⟨

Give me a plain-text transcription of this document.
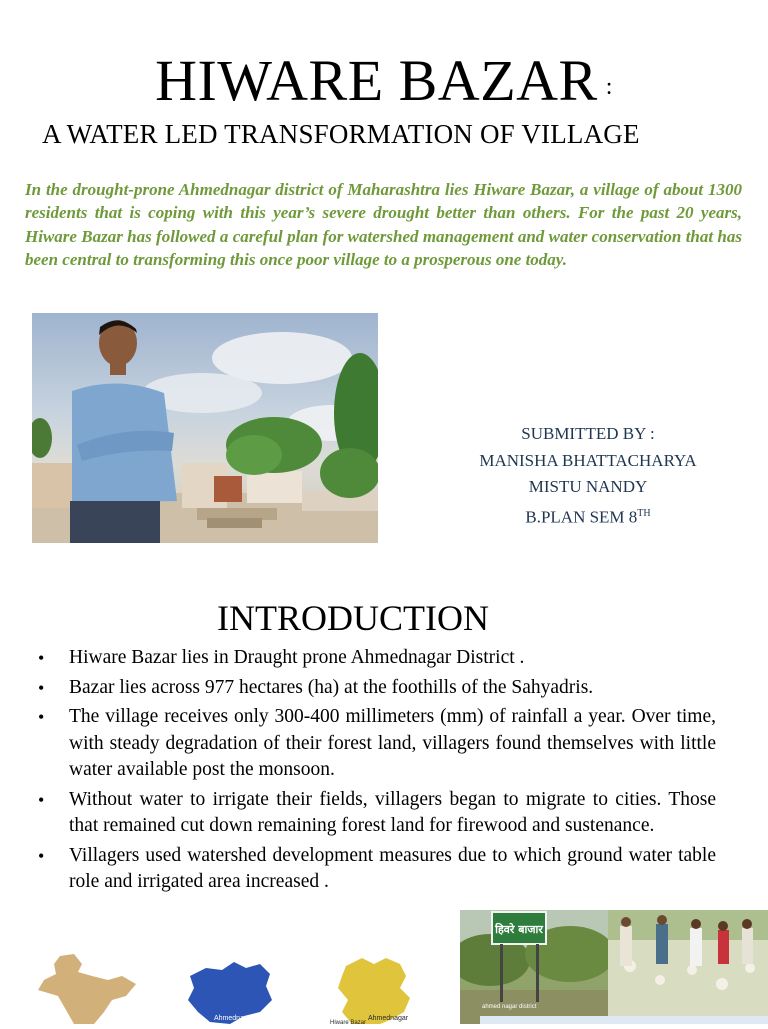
HIWARE BAZAR :
A WATER LED TRANSFORMATION OF VILLAGE
In the drought-prone Ahmednagar district of Maharashtra lies Hiware Bazar, a village of about 1300 residents that is coping with this year’s severe drought better than others. For the past 20 years, Hiware Bazar has followed a careful plan for watershed management and water conservation that has been central to transforming this once poor village to a prosperous one today.
SUBMITTED BY :
MANISHA BHATTACHARYA
MISTU NANDY
B.PLAN SEM 8TH
INTRODUCTION
• Hiware Bazar lies in Draught prone Ahmednagar District .
• Bazar lies across 977 hectares (ha) at the foothills of the Sahyadris.
• The village receives only 300-400 millimeters (mm) of rainfall a year. Over time, with steady degradation of their forest land, villagers found themselves with little water available post the monsoon.
• Without water to irrigate their fields, villagers began to migrate to cities. Those that remained cut down remaining forest land for firewood and sustenance.
• Villagers used watershed development measures due to which ground water table role and irrigated area increased .
Ahmednagar	Ahmednagar
Hiware Bazar
हिवरे बाजार
ahmed nagar district
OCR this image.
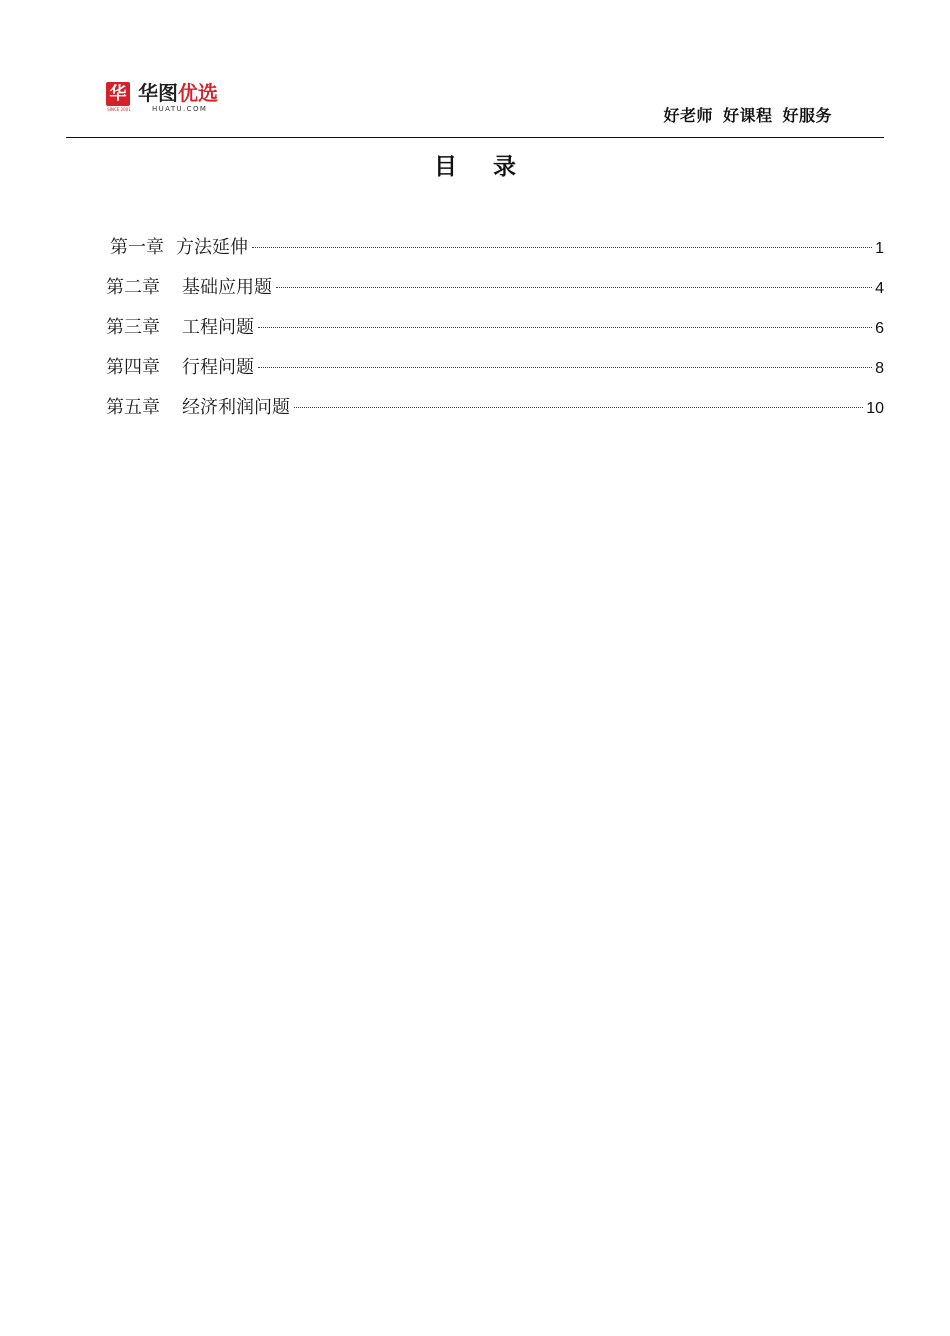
华
SINCE 2001
华图优选
HUATU.COM	好老师 好课程 好服务
目 录
第一章 方法延伸	1
第二章 基础应用题	4
第三章 工程问题	6
第四章 行程问题	8
第五章 经济利润问题	10
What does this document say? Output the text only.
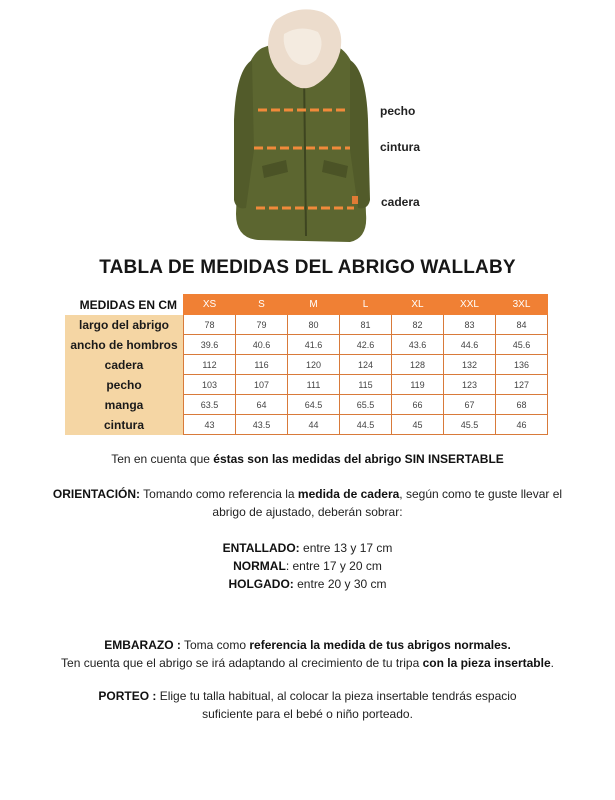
pecho
cintura
cadera
TABLA DE MEDIDAS DEL ABRIGO WALLABY
MEDIDAS EN CM	XS	S	M	L	XL	XXL	3XL
largo del abrigo	78	79	80	81	82	83	84
ancho de hombros	39.6	40.6	41.6	42.6	43.6	44.6	45.6
cadera	112	116	120	124	128	132	136
pecho	103	107	111	115	119	123	127
manga	63.5	64	64.5	65.5	66	67	68
cintura	43	43.5	44	44.5	45	45.5	46

Ten en cuenta que éstas son las medidas del abrigo SIN INSERTABLE

ORIENTACIÓN: Tomando como referencia la medida de cadera, según como te guste llevar el

abrigo de ajustado, deberán sobrar:

ENTALLADO: entre 13 y 17 cm

NORMAL: entre 17 y 20 cm

HOLGADO: entre 20 y 30 cm

EMBARAZO : Toma como referencia la medida de tus abrigos normales.

Ten cuenta que el abrigo se irá adaptando al crecimiento de tu tripa con la pieza insertable.

PORTEO : Elige tu talla habitual, al colocar la pieza insertable tendrás espacio

suficiente para el bebé o niño porteado.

⟩

[Request] Using the records above, retype everything exactly except the pictures.

[Final result]
Give me a plain-text transcription of this document.
HIWARE BAZAR :
A WATER LED TRANSFORMATION OF VILLAGE
In the drought-prone Ahmednagar district of Maharashtra lies Hiware Bazar, a village of about 1300 residents that is coping with this year’s severe drought better than others. For the past 20 years, Hiware Bazar has followed a careful plan for watershed management and water conservation that has been central to transforming this once poor village to a prosperous one today.
SUBMITTED BY :
MANISHA BHATTACHARYA
MISTU NANDY
B.PLAN SEM 8TH
INTRODUCTION
• Hiware Bazar lies in Draught prone Ahmednagar District .
• Bazar lies across 977 hectares (ha) at the foothills of the Sahyadris.
• The village receives only 300-400 millimeters (mm) of rainfall a year. Over time, with steady degradation of their forest land, villagers found themselves with little water available post the monsoon.
• Without water to irrigate their fields, villagers began to migrate to cities. Those that remained cut down remaining forest land for firewood and sustenance.
• Villagers used watershed development measures due to which ground water table role and irrigated area increased .
Ahmednagar	Ahmednagar
Hiware Bazar
हिवरे बाजार
ahmed nagar district
OCR this image.
华
SINCE 2001
华图优选
HUATU.COM	好老师 好课程 好服务
目 录
第一章 方法延伸	1
第二章 基础应用题	4
第三章 工程问题	6
第四章 行程问题	8
第五章 经济利润问题	10
What does this document say? Output the text only.
pecho
cintura
cadera
TABLA DE MEDIDAS DEL ABRIGO WALLABY
MEDIDAS EN CM	XS	S	M	L	XL	XXL	3XL
largo del abrigo	78	79	80	81	82	83	84
ancho de hombros	39.6	40.6	41.6	42.6	43.6	44.6	45.6
cadera	112	116	120	124	128	132	136
pecho	103	107	111	115	119	123	127
manga	63.5	64	64.5	65.5	66	67	68
cintura	43	43.5	44	44.5	45	45.5	46

Ten en cuenta que éstas son las medidas del abrigo SIN INSERTABLE

ORIENTACIÓN: Tomando como referencia la medida de cadera, según como te guste llevar el

abrigo de ajustado, deberán sobrar:

ENTALLADO: entre 13 y 17 cm

NORMAL: entre 17 y 20 cm

HOLGADO: entre 20 y 30 cm

EMBARAZO : Toma como referencia la medida de tus abrigos normales.

Ten cuenta que el abrigo se irá adaptando al crecimiento de tu tripa con la pieza insertable.

PORTEO : Elige tu talla habitual, al colocar la pieza insertable tendrás espacio

suficiente para el bebé o niño porteado.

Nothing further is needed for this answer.